> **Exercise requirements**
Return the lines where the word "чтобы" occurs.

[Data records]
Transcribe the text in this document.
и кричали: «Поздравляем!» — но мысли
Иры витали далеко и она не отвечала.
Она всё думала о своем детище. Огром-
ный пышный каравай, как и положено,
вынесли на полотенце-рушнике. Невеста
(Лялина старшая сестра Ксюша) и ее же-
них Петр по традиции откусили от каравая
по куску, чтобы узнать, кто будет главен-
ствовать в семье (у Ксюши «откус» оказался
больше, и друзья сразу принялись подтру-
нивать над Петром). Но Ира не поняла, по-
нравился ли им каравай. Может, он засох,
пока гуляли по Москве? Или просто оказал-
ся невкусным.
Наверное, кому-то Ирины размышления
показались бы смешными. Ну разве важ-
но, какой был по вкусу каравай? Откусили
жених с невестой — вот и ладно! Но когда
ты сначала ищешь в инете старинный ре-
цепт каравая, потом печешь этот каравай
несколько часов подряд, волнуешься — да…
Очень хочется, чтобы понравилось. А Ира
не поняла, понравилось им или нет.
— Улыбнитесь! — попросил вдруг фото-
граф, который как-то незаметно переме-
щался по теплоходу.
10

> **Task output**
по куску, чтобы узнать, кто будет главен-
Очень хочется, чтобы понравилось. А Ира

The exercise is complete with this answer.